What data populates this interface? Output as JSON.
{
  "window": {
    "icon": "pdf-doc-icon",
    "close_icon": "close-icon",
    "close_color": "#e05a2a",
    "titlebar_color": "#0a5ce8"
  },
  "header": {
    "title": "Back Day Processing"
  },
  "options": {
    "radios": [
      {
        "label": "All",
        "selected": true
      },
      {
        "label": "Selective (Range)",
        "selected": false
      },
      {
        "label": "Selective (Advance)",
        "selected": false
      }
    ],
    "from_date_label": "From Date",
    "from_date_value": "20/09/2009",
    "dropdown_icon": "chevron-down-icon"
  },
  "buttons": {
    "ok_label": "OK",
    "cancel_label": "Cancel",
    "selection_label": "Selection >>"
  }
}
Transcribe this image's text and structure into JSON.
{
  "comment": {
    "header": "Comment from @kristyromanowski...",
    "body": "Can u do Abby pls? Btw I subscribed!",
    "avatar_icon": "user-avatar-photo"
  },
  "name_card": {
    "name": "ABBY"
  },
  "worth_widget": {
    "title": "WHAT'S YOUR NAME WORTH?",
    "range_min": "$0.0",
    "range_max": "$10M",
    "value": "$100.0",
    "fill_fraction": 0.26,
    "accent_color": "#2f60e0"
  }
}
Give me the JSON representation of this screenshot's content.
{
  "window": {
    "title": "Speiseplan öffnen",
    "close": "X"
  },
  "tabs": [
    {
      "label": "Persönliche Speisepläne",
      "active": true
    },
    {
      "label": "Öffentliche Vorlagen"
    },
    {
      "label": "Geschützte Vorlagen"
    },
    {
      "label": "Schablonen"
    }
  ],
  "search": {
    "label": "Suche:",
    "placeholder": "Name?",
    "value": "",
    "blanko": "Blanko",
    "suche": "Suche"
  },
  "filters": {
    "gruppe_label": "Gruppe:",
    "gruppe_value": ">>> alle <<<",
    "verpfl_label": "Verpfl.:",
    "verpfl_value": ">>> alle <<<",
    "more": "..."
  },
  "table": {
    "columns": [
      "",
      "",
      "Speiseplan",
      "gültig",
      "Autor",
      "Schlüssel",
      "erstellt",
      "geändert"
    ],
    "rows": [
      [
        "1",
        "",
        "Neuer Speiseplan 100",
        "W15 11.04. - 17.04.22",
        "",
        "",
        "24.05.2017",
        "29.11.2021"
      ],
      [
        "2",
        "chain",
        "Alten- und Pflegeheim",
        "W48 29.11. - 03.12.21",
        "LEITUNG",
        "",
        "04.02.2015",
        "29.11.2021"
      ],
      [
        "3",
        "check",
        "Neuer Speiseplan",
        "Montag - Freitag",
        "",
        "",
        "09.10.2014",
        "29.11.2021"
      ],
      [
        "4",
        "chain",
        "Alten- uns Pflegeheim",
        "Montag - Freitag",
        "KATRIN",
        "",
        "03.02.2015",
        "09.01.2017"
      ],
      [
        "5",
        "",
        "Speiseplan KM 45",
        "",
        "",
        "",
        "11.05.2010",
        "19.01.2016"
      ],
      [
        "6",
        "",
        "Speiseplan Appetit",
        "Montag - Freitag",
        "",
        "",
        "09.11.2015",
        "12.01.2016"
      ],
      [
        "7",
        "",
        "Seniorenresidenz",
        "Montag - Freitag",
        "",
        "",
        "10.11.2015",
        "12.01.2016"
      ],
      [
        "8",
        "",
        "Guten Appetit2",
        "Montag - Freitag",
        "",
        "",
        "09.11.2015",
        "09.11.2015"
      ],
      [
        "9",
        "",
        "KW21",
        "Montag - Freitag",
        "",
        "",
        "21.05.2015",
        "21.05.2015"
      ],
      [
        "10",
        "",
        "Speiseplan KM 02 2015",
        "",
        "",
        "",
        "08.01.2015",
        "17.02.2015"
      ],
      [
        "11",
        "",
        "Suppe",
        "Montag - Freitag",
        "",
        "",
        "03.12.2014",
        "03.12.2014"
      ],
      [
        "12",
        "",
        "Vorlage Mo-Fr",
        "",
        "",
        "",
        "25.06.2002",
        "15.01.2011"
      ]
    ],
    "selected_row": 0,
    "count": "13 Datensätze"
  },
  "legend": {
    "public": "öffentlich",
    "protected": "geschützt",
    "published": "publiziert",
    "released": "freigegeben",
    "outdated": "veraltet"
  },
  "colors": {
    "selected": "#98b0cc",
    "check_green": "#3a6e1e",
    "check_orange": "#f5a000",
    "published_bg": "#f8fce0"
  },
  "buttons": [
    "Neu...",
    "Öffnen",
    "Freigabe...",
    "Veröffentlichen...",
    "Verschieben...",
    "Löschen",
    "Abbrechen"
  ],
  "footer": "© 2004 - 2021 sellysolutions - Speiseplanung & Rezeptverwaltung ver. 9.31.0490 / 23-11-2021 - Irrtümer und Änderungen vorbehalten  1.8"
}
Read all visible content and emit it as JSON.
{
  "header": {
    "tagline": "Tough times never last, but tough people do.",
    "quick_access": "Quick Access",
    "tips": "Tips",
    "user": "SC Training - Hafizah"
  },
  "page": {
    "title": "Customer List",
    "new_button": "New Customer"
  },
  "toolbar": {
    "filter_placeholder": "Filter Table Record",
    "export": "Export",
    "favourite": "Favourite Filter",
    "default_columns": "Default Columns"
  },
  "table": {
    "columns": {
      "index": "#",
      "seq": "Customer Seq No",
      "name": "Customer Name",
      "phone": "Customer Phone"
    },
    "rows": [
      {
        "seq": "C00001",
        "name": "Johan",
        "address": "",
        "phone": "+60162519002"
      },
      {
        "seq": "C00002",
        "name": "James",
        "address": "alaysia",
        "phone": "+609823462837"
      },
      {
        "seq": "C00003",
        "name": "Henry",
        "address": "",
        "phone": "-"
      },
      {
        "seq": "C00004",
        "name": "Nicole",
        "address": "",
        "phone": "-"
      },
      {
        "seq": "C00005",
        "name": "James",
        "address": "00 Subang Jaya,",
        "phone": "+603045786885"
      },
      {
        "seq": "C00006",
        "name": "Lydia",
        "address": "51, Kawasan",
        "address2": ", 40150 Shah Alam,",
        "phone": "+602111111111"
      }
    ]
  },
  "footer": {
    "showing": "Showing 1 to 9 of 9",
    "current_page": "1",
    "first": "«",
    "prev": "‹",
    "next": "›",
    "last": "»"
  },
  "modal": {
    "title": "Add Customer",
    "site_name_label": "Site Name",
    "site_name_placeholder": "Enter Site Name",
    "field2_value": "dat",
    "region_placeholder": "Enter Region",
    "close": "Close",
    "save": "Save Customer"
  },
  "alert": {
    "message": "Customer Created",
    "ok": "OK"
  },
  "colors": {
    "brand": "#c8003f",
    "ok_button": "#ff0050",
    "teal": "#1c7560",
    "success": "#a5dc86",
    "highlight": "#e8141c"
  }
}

------

### Request
Retype the records in full. Keep every line identical to the original.

### Output below
What data populates this interface? Output as JSON.
{
  "window": {
    "icon": "pdf-doc-icon",
    "close_icon": "close-icon",
    "close_color": "#e05a2a",
    "titlebar_color": "#0a5ce8"
  },
  "header": {
    "title": "Back Day Processing"
  },
  "options": {
    "radios": [
      {
        "label": "All",
        "selected": true
      },
      {
        "label": "Selective (Range)",
        "selected": false
      },
      {
        "label": "Selective (Advance)",
        "selected": false
      }
    ],
    "from_date_label": "From Date",
    "from_date_value": "20/09/2009",
    "dropdown_icon": "chevron-down-icon"
  },
  "buttons": {
    "ok_label": "OK",
    "cancel_label": "Cancel",
    "selection_label": "Selection >>"
  }
}
Transcribe this image's text and structure into JSON.
{
  "comment": {
    "header": "Comment from @kristyromanowski...",
    "body": "Can u do Abby pls? Btw I subscribed!",
    "avatar_icon": "user-avatar-photo"
  },
  "name_card": {
    "name": "ABBY"
  },
  "worth_widget": {
    "title": "WHAT'S YOUR NAME WORTH?",
    "range_min": "$0.0",
    "range_max": "$10M",
    "value": "$100.0",
    "fill_fraction": 0.26,
    "accent_color": "#2f60e0"
  }
}
Give me the JSON representation of this screenshot's content.
{
  "window": {
    "title": "Speiseplan öffnen",
    "close": "X"
  },
  "tabs": [
    {
      "label": "Persönliche Speisepläne",
      "active": true
    },
    {
      "label": "Öffentliche Vorlagen"
    },
    {
      "label": "Geschützte Vorlagen"
    },
    {
      "label": "Schablonen"
    }
  ],
  "search": {
    "label": "Suche:",
    "placeholder": "Name?",
    "value": "",
    "blanko": "Blanko",
    "suche": "Suche"
  },
  "filters": {
    "gruppe_label": "Gruppe:",
    "gruppe_value": ">>> alle <<<",
    "verpfl_label": "Verpfl.:",
    "verpfl_value": ">>> alle <<<",
    "more": "..."
  },
  "table": {
    "columns": [
      "",
      "",
      "Speiseplan",
      "gültig",
      "Autor",
      "Schlüssel",
      "erstellt",
      "geändert"
    ],
    "rows": [
      [
        "1",
        "",
        "Neuer Speiseplan 100",
        "W15 11.04. - 17.04.22",
        "",
        "",
        "24.05.2017",
        "29.11.2021"
      ],
      [
        "2",
        "chain",
        "Alten- und Pflegeheim",
        "W48 29.11. - 03.12.21",
        "LEITUNG",
        "",
        "04.02.2015",
        "29.11.2021"
      ],
      [
        "3",
        "check",
        "Neuer Speiseplan",
        "Montag - Freitag",
        "",
        "",
        "09.10.2014",
        "29.11.2021"
      ],
      [
        "4",
        "chain",
        "Alten- uns Pflegeheim",
        "Montag - Freitag",
        "KATRIN",
        "",
        "03.02.2015",
        "09.01.2017"
      ],
      [
        "5",
        "",
        "Speiseplan KM 45",
        "",
        "",
        "",
        "11.05.2010",
        "19.01.2016"
      ],
      [
        "6",
        "",
        "Speiseplan Appetit",
        "Montag - Freitag",
        "",
        "",
        "09.11.2015",
        "12.01.2016"
      ],
      [
        "7",
        "",
        "Seniorenresidenz",
        "Montag - Freitag",
        "",
        "",
        "10.11.2015",
        "12.01.2016"
      ],
      [
        "8",
        "",
        "Guten Appetit2",
        "Montag - Freitag",
        "",
        "",
        "09.11.2015",
        "09.11.2015"
      ],
      [
        "9",
        "",
        "KW21",
        "Montag - Freitag",
        "",
        "",
        "21.05.2015",
        "21.05.2015"
      ],
      [
        "10",
        "",
        "Speiseplan KM 02 2015",
        "",
        "",
        "",
        "08.01.2015",
        "17.02.2015"
      ],
      [
        "11",
        "",
        "Suppe",
        "Montag - Freitag",
        "",
        "",
        "03.12.2014",
        "03.12.2014"
      ],
      [
        "12",
        "",
        "Vorlage Mo-Fr",
        "",
        "",
        "",
        "25.06.2002",
        "15.01.2011"
      ]
    ],
    "selected_row": 0,
    "count": "13 Datensätze"
  },
  "legend": {
    "public": "öffentlich",
    "protected": "geschützt",
    "published": "publiziert",
    "released": "freigegeben",
    "outdated": "veraltet"
  },
  "colors": {
    "selected": "#98b0cc",
    "check_green": "#3a6e1e",
    "check_orange": "#f5a000",
    "published_bg": "#f8fce0"
  },
  "buttons": [
    "Neu...",
    "Öffnen",
    "Freigabe...",
    "Veröffentlichen...",
    "Verschieben...",
    "Löschen",
    "Abbrechen"
  ],
  "footer": "© 2004 - 2021 sellysolutions - Speiseplanung & Rezeptverwaltung ver. 9.31.0490 / 23-11-2021 - Irrtümer und Änderungen vorbehalten  1.8"
}
Read all visible content and emit it as JSON.
{
  "header": {
    "tagline": "Tough times never last, but tough people do.",
    "quick_access": "Quick Access",
    "tips": "Tips",
    "user": "SC Training - Hafizah"
  },
  "page": {
    "title": "Customer List",
    "new_button": "New Customer"
  },
  "toolbar": {
    "filter_placeholder": "Filter Table Record",
    "export": "Export",
    "favourite": "Favourite Filter",
    "default_columns": "Default Columns"
  },
  "table": {
    "columns": {
      "index": "#",
      "seq": "Customer Seq No",
      "name": "Customer Name",
      "phone": "Customer Phone"
    },
    "rows": [
      {
        "seq": "C00001",
        "name": "Johan",
        "address": "",
        "phone": "+60162519002"
      },
      {
        "seq": "C00002",
        "name": "James",
        "address": "alaysia",
        "phone": "+609823462837"
      },
      {
        "seq": "C00003",
        "name": "Henry",
        "address": "",
        "phone": "-"
      },
      {
        "seq": "C00004",
        "name": "Nicole",
        "address": "",
        "phone": "-"
      },
      {
        "seq": "C00005",
        "name": "James",
        "address": "00 Subang Jaya,",
        "phone": "+603045786885"
      },
      {
        "seq": "C00006",
        "name": "Lydia",
        "address": "51, Kawasan",
        "address2": ", 40150 Shah Alam,",
        "phone": "+602111111111"
      }
    ]
  },
  "footer": {
    "showing": "Showing 1 to 9 of 9",
    "current_page": "1",
    "first": "«",
    "prev": "‹",
    "next": "›",
    "last": "»"
  },
  "modal": {
    "title": "Add Customer",
    "site_name_label": "Site Name",
    "site_name_placeholder": "Enter Site Name",
    "field2_value": "dat",
    "region_placeholder": "Enter Region",
    "close": "Close",
    "save": "Save Customer"
  },
  "alert": {
    "message": "Customer Created",
    "ok": "OK"
  },
  "colors": {
    "brand": "#c8003f",
    "ok_button": "#ff0050",
    "teal": "#1c7560",
    "success": "#a5dc86",
    "highlight": "#e8141c"
  }
}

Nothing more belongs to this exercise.